■ **Selection**:
━━━━━━━━━━━━━━━━
Threat model

This page is the explicit trust-boundary analysis for disrobe. It states what the tool treats as untrusted, where the boundaries are drawn, what each boundary defends against, and what is deliberately out of scope. It complements the operational Security policy and the Forensics and malware-safety posture: the security policy says how to report a problem and what is in scope for a report; this page says what the design assumes an attacker can do and where the walls are.

The single load-bearing assumption is this: the input is hostile. disrobe exists to parse protector output, packed executables, obfuscated bytecode, and exotic encoders. Every byte of every sample is treated as attacker-controlled. The analyst running disrobe is trusted; the artifact they point it at is not.

Trust boundaries at a glance

   ┌─────────────────────────── trusted ───────────────────────────┐
   │  analyst, host filesystem, disrobe binary, configuration       │
   └───────────────▲───────────────────────────────▲───────────────┘
                   │ B1                             │ B2
   ┌───────────────┴───────────────┐   ┌────────────┴───────────────┐
   │  untrusted sample bytes       │   │  untrusted .dr envelope     │
   │  (file / bytes_b64 / stdin)   │   │  (cache hit, peer-supplied) │
   └───────────────────────────────┘   └────────────────────────────┘
                   │ B3                             │ B4
   ┌───────────────┴───────────────┐   ┌────────────┴───────────────┐
   │  network surface              │   │  subprocess backends +      │
   │  (serve: HTTP / gRPC / LSP)   │   │  optional sample execution  │
   └───────────────────────────────┘   └────────────────────────────┘

There are four boundaries. Boundary 1 (sample bytes) and Boundary 2 (envelope bytes) are always present. Boundary 3 (network) is present only when disrobe serve is running. Boundary 4 (subprocess and dynamic execution) is present only when an explicit opt-in flag is passed.
━━━━━━━━━━━━━━━━
■ **Given records**:
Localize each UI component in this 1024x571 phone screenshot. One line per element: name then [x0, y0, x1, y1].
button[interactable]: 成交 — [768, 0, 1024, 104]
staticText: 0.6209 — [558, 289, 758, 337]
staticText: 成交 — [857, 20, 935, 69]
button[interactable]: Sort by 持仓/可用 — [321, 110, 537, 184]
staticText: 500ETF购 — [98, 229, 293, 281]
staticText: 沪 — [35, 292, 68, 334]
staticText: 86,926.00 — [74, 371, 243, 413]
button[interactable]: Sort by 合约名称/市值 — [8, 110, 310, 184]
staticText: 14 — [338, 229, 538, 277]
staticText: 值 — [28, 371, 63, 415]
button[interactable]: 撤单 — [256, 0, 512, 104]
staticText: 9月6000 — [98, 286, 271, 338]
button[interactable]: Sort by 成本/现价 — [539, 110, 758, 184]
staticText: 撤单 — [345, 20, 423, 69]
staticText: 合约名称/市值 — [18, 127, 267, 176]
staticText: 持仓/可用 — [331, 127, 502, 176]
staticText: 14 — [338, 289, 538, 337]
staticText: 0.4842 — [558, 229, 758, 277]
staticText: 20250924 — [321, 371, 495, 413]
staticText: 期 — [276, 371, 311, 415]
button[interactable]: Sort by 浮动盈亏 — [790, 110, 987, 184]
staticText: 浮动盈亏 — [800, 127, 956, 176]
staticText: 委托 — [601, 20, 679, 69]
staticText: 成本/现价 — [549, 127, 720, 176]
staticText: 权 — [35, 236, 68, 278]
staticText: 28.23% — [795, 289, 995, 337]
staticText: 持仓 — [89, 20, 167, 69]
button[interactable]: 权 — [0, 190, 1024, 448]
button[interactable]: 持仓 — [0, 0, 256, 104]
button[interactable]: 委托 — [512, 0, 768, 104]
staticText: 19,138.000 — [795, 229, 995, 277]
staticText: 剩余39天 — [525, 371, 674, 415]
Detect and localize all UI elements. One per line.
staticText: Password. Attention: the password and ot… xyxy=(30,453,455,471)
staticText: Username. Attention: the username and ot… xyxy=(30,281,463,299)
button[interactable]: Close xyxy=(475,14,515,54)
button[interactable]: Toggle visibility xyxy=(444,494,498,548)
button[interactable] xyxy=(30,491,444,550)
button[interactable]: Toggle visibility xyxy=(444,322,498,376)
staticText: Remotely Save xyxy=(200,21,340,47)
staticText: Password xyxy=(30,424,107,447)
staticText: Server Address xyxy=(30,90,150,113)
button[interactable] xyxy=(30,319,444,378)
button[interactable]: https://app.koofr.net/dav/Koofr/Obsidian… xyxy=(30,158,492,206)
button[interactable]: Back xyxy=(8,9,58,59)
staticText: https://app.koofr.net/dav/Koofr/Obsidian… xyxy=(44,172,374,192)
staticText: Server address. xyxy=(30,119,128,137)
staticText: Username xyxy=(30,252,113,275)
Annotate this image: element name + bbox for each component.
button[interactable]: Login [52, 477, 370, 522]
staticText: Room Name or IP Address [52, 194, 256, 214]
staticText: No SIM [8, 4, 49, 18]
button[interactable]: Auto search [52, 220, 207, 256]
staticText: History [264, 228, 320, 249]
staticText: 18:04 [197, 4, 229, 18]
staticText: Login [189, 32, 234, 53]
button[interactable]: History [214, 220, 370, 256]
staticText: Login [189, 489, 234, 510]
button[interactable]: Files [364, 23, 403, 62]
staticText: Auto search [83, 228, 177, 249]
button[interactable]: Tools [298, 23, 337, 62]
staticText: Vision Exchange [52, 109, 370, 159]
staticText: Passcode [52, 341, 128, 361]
━━━━━━━━━━━━━━━━
■ **Problem details**: Extend the disrobe threat model above, picking up after its last sentence.

■ **Task result**:
Boundary 1: untrusted sample bytes

Trusted side: the disrobe process, the host, the analyst's intent. Untrusted side: the sample. It arrives as a filesystem path, a bytes_b64 blob over the daemon, or stdin. The parser must assume every length field, offset, opcode, and nested container is chosen by an adversary to break it.

What this boundary defends against, and how:

Threat	Defense	Where
Memory-corruption via the parser	Pure-Rust, `#![forbid(unsafe_code)]` workspace-wide; the only opt-out is the two pyo3 C-interop crates, gated behind explicit features and never on the default path.	workspace lint config
Panic / abort on adversarial input	Any non-`Result::Err` failure on hostile bytes is a bug. Decoders return errors, they do not unwrap.	every `disrobe-pass-*` decoder
Decompression and zip bombs	Per-entry cap, aggregate cap, and an observed-ratio ceiling in the shared quota machinery.	`crates/disrobe-binfmt/src/quota.rs`
Path traversal (zip-slip and kin)	Every container extraction path routes through `sanitize_entry_path` and siblings before any write.	`crates/disrobe-binfmt/src/quota.rs`
Container-recursion bombs	Recursion-depth cap plus content-hash cycle detection in the chain runner (default depth 8).	chain runner
Malformed-length-field bombs	Length fields are validated against remaining buffer length before allocation; no length field is trusted to size an allocation.	binfmt + envelope decoder
Signature defeat (scrambled magic, renamed sections, corrupted markers)	Detection falls back from magic to self-consistent internal structure, which an adversary cannot break without breaking the file's own functionality.	`crates/disrobe-binfmt/src/structural.rs`

The envelope decoder and the container layer are the two most-exposed parsing surfaces and are fuzzed.

Signature defeat and header scrambling

A common evasion against signature-based detectors and unpackers is to scramble the parts a fast scanner keys on: flip the MZ of a PE, zero the \x7fELF of an ELF, mangle the Mach-O / DEX / class-file / wasm magic, rename UPX0/UPX1 and corrupt the UPX! marker. These edits defeat a tool that identifies a format by a leading magic byte or a section name, but they do not change what the file actually is: the loader, the OS, or the runtime still has to find the real structure to execute it, so the structure is the one thing the adversary cannot remove.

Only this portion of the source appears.